**Problem**
Every entry below must be repeated exactly; skip the pictures.

>> BEGIN Available data

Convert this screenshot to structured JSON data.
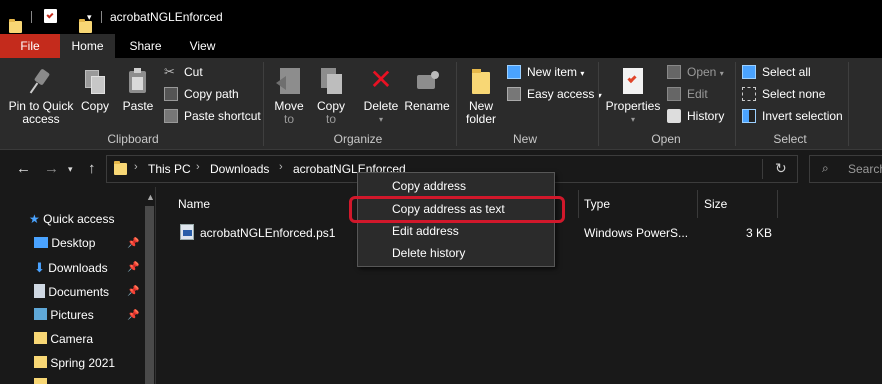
{
  "window": {
    "title": "acrobatNGLEnforced"
  },
  "tabs": [
    "File",
    "Home",
    "Share",
    "View"
  ],
  "ribbon": {
    "clipboard": {
      "label": "Clipboard",
      "pin": "Pin to Quick access",
      "pin_line1": "Pin to Quick",
      "pin_line2": "access",
      "copy": "Copy",
      "paste": "Paste",
      "cut": "Cut",
      "copy_path": "Copy path",
      "paste_shortcut": "Paste shortcut"
    },
    "organize": {
      "label": "Organize",
      "move_to_line1": "Move",
      "move_to_line2": "to",
      "copy_to_line1": "Copy",
      "copy_to_line2": "to",
      "delete": "Delete",
      "rename": "Rename"
    },
    "new": {
      "label": "New",
      "new_folder_line1": "New",
      "new_folder_line2": "folder",
      "new_item": "New item",
      "easy_access": "Easy access"
    },
    "open": {
      "label": "Open",
      "properties": "Properties",
      "open": "Open",
      "edit": "Edit",
      "history": "History"
    },
    "select": {
      "label": "Select",
      "select_all": "Select all",
      "select_none": "Select none",
      "invert_selection": "Invert selection"
    }
  },
  "address": {
    "crumbs": [
      "This PC",
      "Downloads",
      "acrobatNGLEnforced"
    ],
    "search_placeholder": "Search"
  },
  "navpane": {
    "items": [
      {
        "label": "Quick access",
        "icon": "star-icon",
        "pinned": false
      },
      {
        "label": "Desktop",
        "icon": "desktop-icon",
        "pinned": true
      },
      {
        "label": "Downloads",
        "icon": "download-icon",
        "pinned": true
      },
      {
        "label": "Documents",
        "icon": "document-icon",
        "pinned": true
      },
      {
        "label": "Pictures",
        "icon": "picture-icon",
        "pinned": true
      },
      {
        "label": "Camera",
        "icon": "folder-icon",
        "pinned": false
      },
      {
        "label": "Spring 2021",
        "icon": "folder-icon",
        "pinned": false
      }
    ]
  },
  "content": {
    "columns": {
      "name": "Name",
      "type": "Type",
      "size": "Size"
    },
    "files": [
      {
        "name": "acrobatNGLEnforced.ps1",
        "type": "Windows PowerS...",
        "size": "3 KB"
      }
    ]
  },
  "context_menu": {
    "items": [
      "Copy address",
      "Copy address as text",
      "Edit address",
      "Delete history"
    ],
    "highlighted": "Copy address as text",
    "highlight_color": "#d1182b"
  },
  "colors": {
    "file_tab": "#c42b1c",
    "folder": "#f8d775",
    "accent_blue": "#4aa3ff"
  }
}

>> END Available data

**Correct output**
Convert this screenshot to structured JSON data.
{
  "window": {
    "title": "acrobatNGLEnforced"
  },
  "tabs": [
    "File",
    "Home",
    "Share",
    "View"
  ],
  "ribbon": {
    "clipboard": {
      "label": "Clipboard",
      "pin": "Pin to Quick access",
      "pin_line1": "Pin to Quick",
      "pin_line2": "access",
      "copy": "Copy",
      "paste": "Paste",
      "cut": "Cut",
      "copy_path": "Copy path",
      "paste_shortcut": "Paste shortcut"
    },
    "organize": {
      "label": "Organize",
      "move_to_line1": "Move",
      "move_to_line2": "to",
      "copy_to_line1": "Copy",
      "copy_to_line2": "to",
      "delete": "Delete",
      "rename": "Rename"
    },
    "new": {
      "label": "New",
      "new_folder_line1": "New",
      "new_folder_line2": "folder",
      "new_item": "New item",
      "easy_access": "Easy access"
    },
    "open": {
      "label": "Open",
      "properties": "Properties",
      "open": "Open",
      "edit": "Edit",
      "history": "History"
    },
    "select": {
      "label": "Select",
      "select_all": "Select all",
      "select_none": "Select none",
      "invert_selection": "Invert selection"
    }
  },
  "address": {
    "crumbs": [
      "This PC",
      "Downloads",
      "acrobatNGLEnforced"
    ],
    "search_placeholder": "Search"
  },
  "navpane": {
    "items": [
      {
        "label": "Quick access",
        "icon": "star-icon",
        "pinned": false
      },
      {
        "label": "Desktop",
        "icon": "desktop-icon",
        "pinned": true
      },
      {
        "label": "Downloads",
        "icon": "download-icon",
        "pinned": true
      },
      {
        "label": "Documents",
        "icon": "document-icon",
        "pinned": true
      },
      {
        "label": "Pictures",
        "icon": "picture-icon",
        "pinned": true
      },
      {
        "label": "Camera",
        "icon": "folder-icon",
        "pinned": false
      },
      {
        "label": "Spring 2021",
        "icon": "folder-icon",
        "pinned": false
      }
    ]
  },
  "content": {
    "columns": {
      "name": "Name",
      "type": "Type",
      "size": "Size"
    },
    "files": [
      {
        "name": "acrobatNGLEnforced.ps1",
        "type": "Windows PowerS...",
        "size": "3 KB"
      }
    ]
  },
  "context_menu": {
    "items": [
      "Copy address",
      "Copy address as text",
      "Edit address",
      "Delete history"
    ],
    "highlighted": "Copy address as text",
    "highlight_color": "#d1182b"
  },
  "colors": {
    "file_tab": "#c42b1c",
    "folder": "#f8d775",
    "accent_blue": "#4aa3ff"
  }
}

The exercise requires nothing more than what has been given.